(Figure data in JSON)
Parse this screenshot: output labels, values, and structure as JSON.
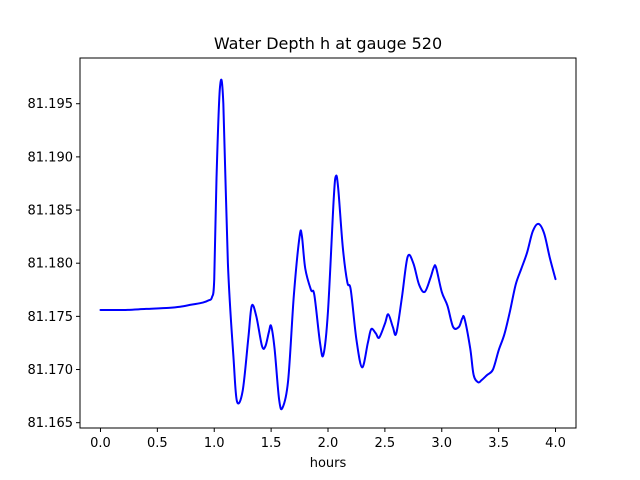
{
  "chart_data": {
    "type": "line",
    "title": "Water Depth h at gauge 520",
    "xlabel": "hours",
    "ylabel": "",
    "xlim": [
      -0.18,
      4.18
    ],
    "ylim": [
      81.1645,
      81.1993
    ],
    "xticks": [
      "0.0",
      "0.5",
      "1.0",
      "1.5",
      "2.0",
      "2.5",
      "3.0",
      "3.5",
      "4.0"
    ],
    "yticks": [
      "81.165",
      "81.170",
      "81.175",
      "81.180",
      "81.185",
      "81.190",
      "81.195"
    ],
    "grid": false,
    "series": [
      {
        "color": "#0000ff",
        "x": [
          0.0,
          0.2,
          0.4,
          0.6,
          0.7,
          0.8,
          0.9,
          0.95,
          0.98,
          1.0,
          1.02,
          1.05,
          1.08,
          1.12,
          1.17,
          1.2,
          1.25,
          1.3,
          1.33,
          1.37,
          1.42,
          1.45,
          1.48,
          1.5,
          1.53,
          1.57,
          1.6,
          1.65,
          1.7,
          1.75,
          1.77,
          1.8,
          1.85,
          1.88,
          1.93,
          1.96,
          2.0,
          2.05,
          2.07,
          2.09,
          2.13,
          2.17,
          2.2,
          2.25,
          2.3,
          2.35,
          2.38,
          2.42,
          2.45,
          2.5,
          2.53,
          2.57,
          2.6,
          2.65,
          2.7,
          2.75,
          2.8,
          2.85,
          2.9,
          2.93,
          2.95,
          3.0,
          3.05,
          3.1,
          3.15,
          3.18,
          3.2,
          3.25,
          3.28,
          3.32,
          3.35,
          3.4,
          3.45,
          3.5,
          3.55,
          3.6,
          3.65,
          3.7,
          3.75,
          3.8,
          3.85,
          3.9,
          3.95,
          4.0
        ],
        "y": [
          81.1756,
          81.1756,
          81.1757,
          81.1758,
          81.1759,
          81.1761,
          81.1763,
          81.1765,
          81.1768,
          81.1785,
          81.188,
          81.1965,
          81.195,
          81.18,
          81.171,
          81.167,
          81.168,
          81.173,
          81.176,
          81.175,
          81.1722,
          81.1722,
          81.1735,
          81.1741,
          81.172,
          81.1672,
          81.1664,
          81.169,
          81.177,
          81.1825,
          81.1826,
          81.1795,
          81.1775,
          81.177,
          81.1725,
          81.1714,
          81.1755,
          81.186,
          81.1882,
          81.187,
          81.1815,
          81.1782,
          81.1775,
          81.1728,
          81.1702,
          81.1725,
          81.1738,
          81.1734,
          81.173,
          81.1743,
          81.1752,
          81.174,
          81.1734,
          81.1768,
          81.1806,
          81.18,
          81.178,
          81.1773,
          81.1786,
          81.1796,
          81.1796,
          81.1773,
          81.176,
          81.174,
          81.174,
          81.1748,
          81.1748,
          81.172,
          81.1695,
          81.1688,
          81.169,
          81.1695,
          81.17,
          81.1718,
          81.1733,
          81.1755,
          81.178,
          81.1795,
          81.181,
          81.183,
          81.1837,
          81.1828,
          81.1805,
          81.1785
        ]
      }
    ]
  }
}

DIRECTIVE: Nothing in the entries above should change when they are printed again, except that the pictures are dropped.

ANSWER TO THE TASK:
Parse this screenshot: output labels, values, and structure as JSON.
{
  "chart_data": {
    "type": "line",
    "title": "Water Depth h at gauge 520",
    "xlabel": "hours",
    "ylabel": "",
    "xlim": [
      -0.18,
      4.18
    ],
    "ylim": [
      81.1645,
      81.1993
    ],
    "xticks": [
      "0.0",
      "0.5",
      "1.0",
      "1.5",
      "2.0",
      "2.5",
      "3.0",
      "3.5",
      "4.0"
    ],
    "yticks": [
      "81.165",
      "81.170",
      "81.175",
      "81.180",
      "81.185",
      "81.190",
      "81.195"
    ],
    "grid": false,
    "series": [
      {
        "color": "#0000ff",
        "x": [
          0.0,
          0.2,
          0.4,
          0.6,
          0.7,
          0.8,
          0.9,
          0.95,
          0.98,
          1.0,
          1.02,
          1.05,
          1.08,
          1.12,
          1.17,
          1.2,
          1.25,
          1.3,
          1.33,
          1.37,
          1.42,
          1.45,
          1.48,
          1.5,
          1.53,
          1.57,
          1.6,
          1.65,
          1.7,
          1.75,
          1.77,
          1.8,
          1.85,
          1.88,
          1.93,
          1.96,
          2.0,
          2.05,
          2.07,
          2.09,
          2.13,
          2.17,
          2.2,
          2.25,
          2.3,
          2.35,
          2.38,
          2.42,
          2.45,
          2.5,
          2.53,
          2.57,
          2.6,
          2.65,
          2.7,
          2.75,
          2.8,
          2.85,
          2.9,
          2.93,
          2.95,
          3.0,
          3.05,
          3.1,
          3.15,
          3.18,
          3.2,
          3.25,
          3.28,
          3.32,
          3.35,
          3.4,
          3.45,
          3.5,
          3.55,
          3.6,
          3.65,
          3.7,
          3.75,
          3.8,
          3.85,
          3.9,
          3.95,
          4.0
        ],
        "y": [
          81.1756,
          81.1756,
          81.1757,
          81.1758,
          81.1759,
          81.1761,
          81.1763,
          81.1765,
          81.1768,
          81.1785,
          81.188,
          81.1965,
          81.195,
          81.18,
          81.171,
          81.167,
          81.168,
          81.173,
          81.176,
          81.175,
          81.1722,
          81.1722,
          81.1735,
          81.1741,
          81.172,
          81.1672,
          81.1664,
          81.169,
          81.177,
          81.1825,
          81.1826,
          81.1795,
          81.1775,
          81.177,
          81.1725,
          81.1714,
          81.1755,
          81.186,
          81.1882,
          81.187,
          81.1815,
          81.1782,
          81.1775,
          81.1728,
          81.1702,
          81.1725,
          81.1738,
          81.1734,
          81.173,
          81.1743,
          81.1752,
          81.174,
          81.1734,
          81.1768,
          81.1806,
          81.18,
          81.178,
          81.1773,
          81.1786,
          81.1796,
          81.1796,
          81.1773,
          81.176,
          81.174,
          81.174,
          81.1748,
          81.1748,
          81.172,
          81.1695,
          81.1688,
          81.169,
          81.1695,
          81.17,
          81.1718,
          81.1733,
          81.1755,
          81.178,
          81.1795,
          81.181,
          81.183,
          81.1837,
          81.1828,
          81.1805,
          81.1785
        ]
      }
    ]
  }
}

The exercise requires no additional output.